-- INPUT ROWS start --
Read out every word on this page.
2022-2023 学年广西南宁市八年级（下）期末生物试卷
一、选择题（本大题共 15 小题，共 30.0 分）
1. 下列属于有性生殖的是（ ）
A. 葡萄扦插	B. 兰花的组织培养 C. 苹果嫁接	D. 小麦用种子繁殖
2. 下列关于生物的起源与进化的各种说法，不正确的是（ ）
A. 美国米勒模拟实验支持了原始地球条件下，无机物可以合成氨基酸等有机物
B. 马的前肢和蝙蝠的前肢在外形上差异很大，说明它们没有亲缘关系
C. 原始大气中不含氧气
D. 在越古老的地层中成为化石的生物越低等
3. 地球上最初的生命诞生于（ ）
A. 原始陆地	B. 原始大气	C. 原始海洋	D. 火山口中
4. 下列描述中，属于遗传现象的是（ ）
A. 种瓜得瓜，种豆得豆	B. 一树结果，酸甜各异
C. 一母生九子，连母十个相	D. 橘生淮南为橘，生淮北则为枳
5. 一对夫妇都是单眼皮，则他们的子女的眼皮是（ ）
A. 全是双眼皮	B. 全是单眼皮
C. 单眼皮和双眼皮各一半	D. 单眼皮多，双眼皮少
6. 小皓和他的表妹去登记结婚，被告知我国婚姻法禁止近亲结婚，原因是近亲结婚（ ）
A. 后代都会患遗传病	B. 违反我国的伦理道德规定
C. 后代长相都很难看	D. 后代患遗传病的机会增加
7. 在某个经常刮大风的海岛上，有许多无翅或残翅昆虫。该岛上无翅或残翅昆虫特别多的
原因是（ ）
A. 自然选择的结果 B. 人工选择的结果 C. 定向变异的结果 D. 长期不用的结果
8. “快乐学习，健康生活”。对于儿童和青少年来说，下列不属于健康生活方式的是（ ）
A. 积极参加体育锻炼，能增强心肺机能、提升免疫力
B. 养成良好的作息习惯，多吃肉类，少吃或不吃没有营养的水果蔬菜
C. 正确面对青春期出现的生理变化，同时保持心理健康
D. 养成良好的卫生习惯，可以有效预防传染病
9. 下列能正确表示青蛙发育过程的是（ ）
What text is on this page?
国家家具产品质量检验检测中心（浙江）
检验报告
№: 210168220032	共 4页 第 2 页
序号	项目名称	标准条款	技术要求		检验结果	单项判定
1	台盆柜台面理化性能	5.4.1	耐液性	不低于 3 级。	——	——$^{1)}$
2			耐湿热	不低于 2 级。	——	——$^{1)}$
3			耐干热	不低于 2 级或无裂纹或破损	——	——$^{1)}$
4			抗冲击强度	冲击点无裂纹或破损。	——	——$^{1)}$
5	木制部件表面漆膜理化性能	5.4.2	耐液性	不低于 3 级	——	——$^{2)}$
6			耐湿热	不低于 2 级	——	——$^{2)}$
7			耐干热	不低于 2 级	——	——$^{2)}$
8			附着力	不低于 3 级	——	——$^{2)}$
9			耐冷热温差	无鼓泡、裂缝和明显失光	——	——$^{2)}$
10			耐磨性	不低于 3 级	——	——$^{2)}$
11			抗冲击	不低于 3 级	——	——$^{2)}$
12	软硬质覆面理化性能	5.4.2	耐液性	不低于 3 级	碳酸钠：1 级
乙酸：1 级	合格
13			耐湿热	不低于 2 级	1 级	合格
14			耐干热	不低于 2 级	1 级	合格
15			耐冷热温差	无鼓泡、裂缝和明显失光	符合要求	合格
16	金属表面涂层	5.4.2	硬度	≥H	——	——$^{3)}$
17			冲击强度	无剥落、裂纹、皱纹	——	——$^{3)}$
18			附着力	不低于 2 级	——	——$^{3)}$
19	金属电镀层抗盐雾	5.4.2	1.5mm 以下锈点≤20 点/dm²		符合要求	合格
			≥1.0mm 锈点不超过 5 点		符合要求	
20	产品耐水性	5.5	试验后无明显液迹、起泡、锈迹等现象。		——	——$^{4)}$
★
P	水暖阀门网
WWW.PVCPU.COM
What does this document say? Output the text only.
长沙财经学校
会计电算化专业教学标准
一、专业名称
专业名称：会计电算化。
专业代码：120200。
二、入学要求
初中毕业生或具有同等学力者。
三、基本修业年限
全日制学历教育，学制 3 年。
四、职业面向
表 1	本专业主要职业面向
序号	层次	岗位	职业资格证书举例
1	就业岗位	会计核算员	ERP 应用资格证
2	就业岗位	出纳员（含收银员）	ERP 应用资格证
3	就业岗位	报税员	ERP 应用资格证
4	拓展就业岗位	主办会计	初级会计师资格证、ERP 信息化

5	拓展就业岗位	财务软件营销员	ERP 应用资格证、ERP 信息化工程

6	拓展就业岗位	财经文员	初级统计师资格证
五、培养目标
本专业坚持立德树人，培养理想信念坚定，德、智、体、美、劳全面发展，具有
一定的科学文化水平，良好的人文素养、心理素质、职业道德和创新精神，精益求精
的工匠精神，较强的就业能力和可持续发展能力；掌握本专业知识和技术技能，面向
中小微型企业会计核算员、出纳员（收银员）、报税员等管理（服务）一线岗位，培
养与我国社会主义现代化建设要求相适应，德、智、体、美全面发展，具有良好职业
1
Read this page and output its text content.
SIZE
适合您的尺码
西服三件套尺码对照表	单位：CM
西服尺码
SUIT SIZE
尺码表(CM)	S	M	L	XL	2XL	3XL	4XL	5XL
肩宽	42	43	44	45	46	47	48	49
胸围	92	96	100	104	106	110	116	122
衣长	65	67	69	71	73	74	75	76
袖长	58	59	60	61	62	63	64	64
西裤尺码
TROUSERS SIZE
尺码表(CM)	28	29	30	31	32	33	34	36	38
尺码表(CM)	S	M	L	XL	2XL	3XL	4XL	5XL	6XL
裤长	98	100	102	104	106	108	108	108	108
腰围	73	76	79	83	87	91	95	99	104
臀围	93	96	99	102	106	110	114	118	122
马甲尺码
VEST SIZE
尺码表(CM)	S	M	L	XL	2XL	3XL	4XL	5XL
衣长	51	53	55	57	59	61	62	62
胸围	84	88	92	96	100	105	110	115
-- INPUT ROWS end --
◆ INSTRUCTION: Output only the lines running from the line with "What does this" through the final line of the data, inclusive.

◆ EXERCISE SOLUTION:
What does this document say? Output the text only.
长沙财经学校
会计电算化专业教学标准
一、专业名称
专业名称：会计电算化。
专业代码：120200。
二、入学要求
初中毕业生或具有同等学力者。
三、基本修业年限
全日制学历教育，学制 3 年。
四、职业面向
表 1	本专业主要职业面向
序号	层次	岗位	职业资格证书举例
1	就业岗位	会计核算员	ERP 应用资格证
2	就业岗位	出纳员（含收银员）	ERP 应用资格证
3	就业岗位	报税员	ERP 应用资格证
4	拓展就业岗位	主办会计	初级会计师资格证、ERP 信息化

5	拓展就业岗位	财务软件营销员	ERP 应用资格证、ERP 信息化工程

6	拓展就业岗位	财经文员	初级统计师资格证
五、培养目标
本专业坚持立德树人，培养理想信念坚定，德、智、体、美、劳全面发展，具有
一定的科学文化水平，良好的人文素养、心理素质、职业道德和创新精神，精益求精
的工匠精神，较强的就业能力和可持续发展能力；掌握本专业知识和技术技能，面向
中小微型企业会计核算员、出纳员（收银员）、报税员等管理（服务）一线岗位，培
养与我国社会主义现代化建设要求相适应，德、智、体、美全面发展，具有良好职业
1
Read this page and output its text content.
SIZE
适合您的尺码
西服三件套尺码对照表	单位：CM
西服尺码
SUIT SIZE
尺码表(CM)	S	M	L	XL	2XL	3XL	4XL	5XL
肩宽	42	43	44	45	46	47	48	49
胸围	92	96	100	104	106	110	116	122
衣长	65	67	69	71	73	74	75	76
袖长	58	59	60	61	62	63	64	64
西裤尺码
TROUSERS SIZE
尺码表(CM)	28	29	30	31	32	33	34	36	38
尺码表(CM)	S	M	L	XL	2XL	3XL	4XL	5XL	6XL
裤长	98	100	102	104	106	108	108	108	108
腰围	73	76	79	83	87	91	95	99	104
臀围	93	96	99	102	106	110	114	118	122
马甲尺码
VEST SIZE
尺码表(CM)	S	M	L	XL	2XL	3XL	4XL	5XL
衣长	51	53	55	57	59	61	62	62
胸围	84	88	92	96	100	105	110	115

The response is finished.